### TASK TO CARRY OUT
Report how many lines contain "宏观经济点评", with no other words.

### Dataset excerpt

— Begin —

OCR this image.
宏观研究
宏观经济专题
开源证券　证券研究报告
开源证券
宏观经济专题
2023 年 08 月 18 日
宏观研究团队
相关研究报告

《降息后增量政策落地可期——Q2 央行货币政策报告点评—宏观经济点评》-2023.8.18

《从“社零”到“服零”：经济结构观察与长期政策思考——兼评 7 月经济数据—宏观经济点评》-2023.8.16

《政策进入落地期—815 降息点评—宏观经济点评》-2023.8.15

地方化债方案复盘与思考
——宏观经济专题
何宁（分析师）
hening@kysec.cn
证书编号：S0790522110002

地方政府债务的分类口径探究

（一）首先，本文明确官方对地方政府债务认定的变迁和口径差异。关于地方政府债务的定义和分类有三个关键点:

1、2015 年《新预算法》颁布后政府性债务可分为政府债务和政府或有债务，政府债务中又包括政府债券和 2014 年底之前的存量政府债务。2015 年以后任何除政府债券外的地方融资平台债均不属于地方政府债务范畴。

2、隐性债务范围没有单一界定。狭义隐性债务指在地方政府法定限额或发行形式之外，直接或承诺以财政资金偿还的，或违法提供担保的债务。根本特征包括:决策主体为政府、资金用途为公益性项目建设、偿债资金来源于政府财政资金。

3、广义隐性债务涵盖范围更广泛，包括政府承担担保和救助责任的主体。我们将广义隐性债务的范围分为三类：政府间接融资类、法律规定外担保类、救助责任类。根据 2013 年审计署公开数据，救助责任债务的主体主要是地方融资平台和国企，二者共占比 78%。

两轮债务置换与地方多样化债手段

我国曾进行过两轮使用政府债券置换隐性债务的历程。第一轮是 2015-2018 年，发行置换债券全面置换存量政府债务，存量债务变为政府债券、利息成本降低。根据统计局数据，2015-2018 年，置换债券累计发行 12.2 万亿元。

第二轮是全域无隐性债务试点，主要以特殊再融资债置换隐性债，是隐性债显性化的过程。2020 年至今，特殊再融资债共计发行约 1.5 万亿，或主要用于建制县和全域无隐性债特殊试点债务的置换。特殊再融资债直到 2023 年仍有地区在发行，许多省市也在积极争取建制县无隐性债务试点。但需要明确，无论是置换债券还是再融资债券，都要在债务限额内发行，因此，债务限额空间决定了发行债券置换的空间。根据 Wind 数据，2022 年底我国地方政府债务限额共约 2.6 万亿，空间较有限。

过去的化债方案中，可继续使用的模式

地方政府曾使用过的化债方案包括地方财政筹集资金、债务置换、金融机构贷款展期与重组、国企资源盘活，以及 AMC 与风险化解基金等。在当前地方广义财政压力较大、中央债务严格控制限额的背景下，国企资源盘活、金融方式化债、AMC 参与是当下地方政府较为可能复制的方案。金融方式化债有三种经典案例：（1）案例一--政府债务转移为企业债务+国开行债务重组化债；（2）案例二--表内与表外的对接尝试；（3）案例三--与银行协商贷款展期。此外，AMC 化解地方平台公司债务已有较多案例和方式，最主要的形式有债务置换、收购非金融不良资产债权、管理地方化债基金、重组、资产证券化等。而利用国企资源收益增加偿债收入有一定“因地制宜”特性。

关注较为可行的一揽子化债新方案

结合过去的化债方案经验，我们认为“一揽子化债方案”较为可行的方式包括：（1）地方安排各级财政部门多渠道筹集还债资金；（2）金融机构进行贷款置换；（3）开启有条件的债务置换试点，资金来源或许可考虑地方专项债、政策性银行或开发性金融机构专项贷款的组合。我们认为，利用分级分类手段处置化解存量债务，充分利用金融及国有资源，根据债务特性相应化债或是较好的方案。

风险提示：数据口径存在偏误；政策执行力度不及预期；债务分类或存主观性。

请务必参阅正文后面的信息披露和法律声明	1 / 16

— End —

### WRITTEN ANSWER
3